◆ Extrait du document ◆
Ah ! La sigillée ! Que n’en a-t-on pas dit ! C’est assurément la plus connue des « spécialités » en céramique d’époque romaine. Cette dénomination est source de nombreuses confusions, et il sera plus clair de mettre au point cette terminologie.
Pour les potiers et céramistes contemporains, la « sigillée » est un vernis argileux, une sorte d’engobe, vitrifié ou non, qui peut occasionnellement être coloré au moyen de pigments ou d’oxydes métalliques. Par extension, la sigillée définit une céramique dont le revêtement à base d’argile devient brillant par polissage ou par vitrification. De ce point de vue, la sigillée englobe presque toutes les formes de céramiques antiques à vernis argileux.

◆ Entrées fournies ◆
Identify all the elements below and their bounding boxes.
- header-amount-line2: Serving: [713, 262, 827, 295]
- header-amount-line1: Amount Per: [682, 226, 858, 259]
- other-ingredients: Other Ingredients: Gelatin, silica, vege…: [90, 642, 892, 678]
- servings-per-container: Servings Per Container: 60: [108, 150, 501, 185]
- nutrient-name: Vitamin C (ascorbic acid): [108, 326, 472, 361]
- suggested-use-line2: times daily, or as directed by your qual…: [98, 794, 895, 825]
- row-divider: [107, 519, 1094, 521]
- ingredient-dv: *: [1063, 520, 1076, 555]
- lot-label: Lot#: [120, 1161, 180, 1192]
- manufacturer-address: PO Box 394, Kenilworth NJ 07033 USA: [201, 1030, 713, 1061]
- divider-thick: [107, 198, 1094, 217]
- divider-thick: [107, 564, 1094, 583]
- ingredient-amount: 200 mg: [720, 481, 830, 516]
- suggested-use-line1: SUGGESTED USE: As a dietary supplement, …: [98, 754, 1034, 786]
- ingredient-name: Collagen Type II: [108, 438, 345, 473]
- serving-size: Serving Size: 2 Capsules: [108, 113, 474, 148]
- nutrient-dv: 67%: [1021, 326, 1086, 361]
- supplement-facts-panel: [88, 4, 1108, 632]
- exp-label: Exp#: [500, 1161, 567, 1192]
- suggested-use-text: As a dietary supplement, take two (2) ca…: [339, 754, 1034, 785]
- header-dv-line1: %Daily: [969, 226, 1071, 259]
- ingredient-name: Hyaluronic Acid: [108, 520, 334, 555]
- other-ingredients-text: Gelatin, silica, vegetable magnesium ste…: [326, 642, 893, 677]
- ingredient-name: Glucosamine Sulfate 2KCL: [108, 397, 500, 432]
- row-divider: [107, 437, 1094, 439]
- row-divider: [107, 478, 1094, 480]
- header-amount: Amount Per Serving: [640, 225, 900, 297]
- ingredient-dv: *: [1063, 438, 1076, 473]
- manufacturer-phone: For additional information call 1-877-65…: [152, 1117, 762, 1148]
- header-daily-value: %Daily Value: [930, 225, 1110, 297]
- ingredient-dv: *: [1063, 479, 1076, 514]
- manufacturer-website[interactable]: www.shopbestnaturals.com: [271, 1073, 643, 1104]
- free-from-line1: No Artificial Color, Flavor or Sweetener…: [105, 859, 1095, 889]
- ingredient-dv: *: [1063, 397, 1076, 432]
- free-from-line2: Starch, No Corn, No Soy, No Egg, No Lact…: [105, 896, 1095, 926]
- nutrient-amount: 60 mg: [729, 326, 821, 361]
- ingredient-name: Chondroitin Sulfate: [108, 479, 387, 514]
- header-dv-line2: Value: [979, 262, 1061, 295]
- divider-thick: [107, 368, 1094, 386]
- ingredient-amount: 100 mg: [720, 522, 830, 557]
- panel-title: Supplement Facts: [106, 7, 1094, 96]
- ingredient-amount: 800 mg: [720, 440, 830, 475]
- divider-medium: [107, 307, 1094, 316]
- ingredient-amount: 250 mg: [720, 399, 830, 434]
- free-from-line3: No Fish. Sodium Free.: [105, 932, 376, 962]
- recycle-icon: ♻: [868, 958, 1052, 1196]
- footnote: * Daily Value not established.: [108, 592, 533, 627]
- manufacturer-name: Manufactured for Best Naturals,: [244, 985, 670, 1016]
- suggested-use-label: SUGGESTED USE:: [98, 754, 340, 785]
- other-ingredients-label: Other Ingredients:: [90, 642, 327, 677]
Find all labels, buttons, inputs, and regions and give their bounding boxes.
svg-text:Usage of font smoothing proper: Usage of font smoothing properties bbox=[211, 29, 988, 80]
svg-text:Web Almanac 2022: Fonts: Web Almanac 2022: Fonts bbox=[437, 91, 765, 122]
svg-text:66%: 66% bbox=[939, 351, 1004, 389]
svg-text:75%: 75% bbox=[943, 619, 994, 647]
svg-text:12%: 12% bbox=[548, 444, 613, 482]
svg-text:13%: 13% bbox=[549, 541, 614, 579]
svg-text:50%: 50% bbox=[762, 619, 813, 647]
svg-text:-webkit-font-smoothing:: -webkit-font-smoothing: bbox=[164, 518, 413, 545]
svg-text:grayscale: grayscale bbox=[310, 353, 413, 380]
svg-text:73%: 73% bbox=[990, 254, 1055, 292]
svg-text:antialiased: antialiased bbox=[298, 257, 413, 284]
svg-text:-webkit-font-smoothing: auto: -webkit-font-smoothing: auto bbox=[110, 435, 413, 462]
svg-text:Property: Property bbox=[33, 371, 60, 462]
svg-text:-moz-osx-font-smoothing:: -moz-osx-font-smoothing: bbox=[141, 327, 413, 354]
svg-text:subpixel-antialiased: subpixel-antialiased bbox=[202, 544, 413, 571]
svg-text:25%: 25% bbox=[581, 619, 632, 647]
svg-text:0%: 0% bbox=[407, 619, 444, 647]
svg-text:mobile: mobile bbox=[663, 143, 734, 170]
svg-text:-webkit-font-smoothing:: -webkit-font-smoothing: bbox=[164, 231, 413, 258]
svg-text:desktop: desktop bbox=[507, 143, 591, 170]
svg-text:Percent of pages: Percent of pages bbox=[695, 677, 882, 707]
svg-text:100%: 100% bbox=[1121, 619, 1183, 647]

◆ Tâches à réaliser ◆
**A.** Mettez à jour les lignes, du début de celles-ci jusqu'à la ligne contenant « - ingredient-dv: *: [1063, 479, 1076, 514] » incluse, en remplaçant « row-divider » par « row-separator ». Ne redonnez que ce passage.
**B.** Poursuivez, s'il vous plaît, le texte sur la sigillée après sa dernière phrase.
Le texte sur la sigillée et les lignes n'ont aucun lien entre eux.

◆ Réponses par tâche ◆
**A.**
Identify all the elements below and their bounding boxes.
- header-amount-line2: Serving: [713, 262, 827, 295]
- header-amount-line1: Amount Per: [682, 226, 858, 259]
- other-ingredients: Other Ingredients: Gelatin, silica, vege…: [90, 642, 892, 678]
- servings-per-container: Servings Per Container: 60: [108, 150, 501, 185]
- nutrient-name: Vitamin C (ascorbic acid): [108, 326, 472, 361]
- suggested-use-line2: times daily, or as directed by your qual…: [98, 794, 895, 825]
- row-separator: [107, 519, 1094, 521]
- ingredient-dv: *: [1063, 520, 1076, 555]
- lot-label: Lot#: [120, 1161, 180, 1192]
- manufacturer-address: PO Box 394, Kenilworth NJ 07033 USA: [201, 1030, 713, 1061]
- divider-thick: [107, 198, 1094, 217]
- divider-thick: [107, 564, 1094, 583]
- ingredient-amount: 200 mg: [720, 481, 830, 516]
- suggested-use-line1: SUGGESTED USE: As a dietary supplement, …: [98, 754, 1034, 786]
- ingredient-name: Collagen Type II: [108, 438, 345, 473]
- serving-size: Serving Size: 2 Capsules: [108, 113, 474, 148]
- nutrient-dv: 67%: [1021, 326, 1086, 361]
- supplement-facts-panel: [88, 4, 1108, 632]
- exp-label: Exp#: [500, 1161, 567, 1192]
- suggested-use-text: As a dietary supplement, take two (2) ca…: [339, 754, 1034, 785]
- header-dv-line1: %Daily: [969, 226, 1071, 259]
- ingredient-name: Hyaluronic Acid: [108, 520, 334, 555]
- other-ingredients-text: Gelatin, silica, vegetable magnesium ste…: [326, 642, 893, 677]
- ingredient-name: Glucosamine Sulfate 2KCL: [108, 397, 500, 432]
- row-separator: [107, 437, 1094, 439]
- row-separator: [107, 478, 1094, 480]
- header-amount: Amount Per Serving: [640, 225, 900, 297]
- ingredient-dv: *: [1063, 438, 1076, 473]
- manufacturer-phone: For additional information call 1-877-65…: [152, 1117, 762, 1148]
- header-daily-value: %Daily Value: [930, 225, 1110, 297]
- ingredient-dv: *: [1063, 479, 1076, 514]

**B.**
Pour les archéologues et céramologues, ce vocable définit plus précisément les céramiques tournées ou moulées, décorées ou non, revêtues d’un vernis argileux brillant, et cuites en atmosphère oxydante pour leur donner un ton allant du rouge sang au brun-rouge uniforme. Ces céramiques sont souvent marquées d’une estampille « sigillum » montrant généralement le nom du potier ou de l’atelier qui l’a réalisée. Exceptionnellement, cette sigillée peut être noire. Les autres variantes de céramiques à revêtement argileux sont définies par des termes plus spécifiques.
Pour plus de commodité et précision, j’utilise le langage des archéologues dans les articles traitant de ces sujets. Et j’évoquerai la céramique sigillée « strictu senso » dans les quelques pages qui suivent.
Où situer l’origine de la sigillée, cette belle céramique antique à vernis argileux rouge uni ? Il est toujours difficile de répondre à cette question tant la chronologie de l’apparition de nouveaux types céramiques est difficile à établir.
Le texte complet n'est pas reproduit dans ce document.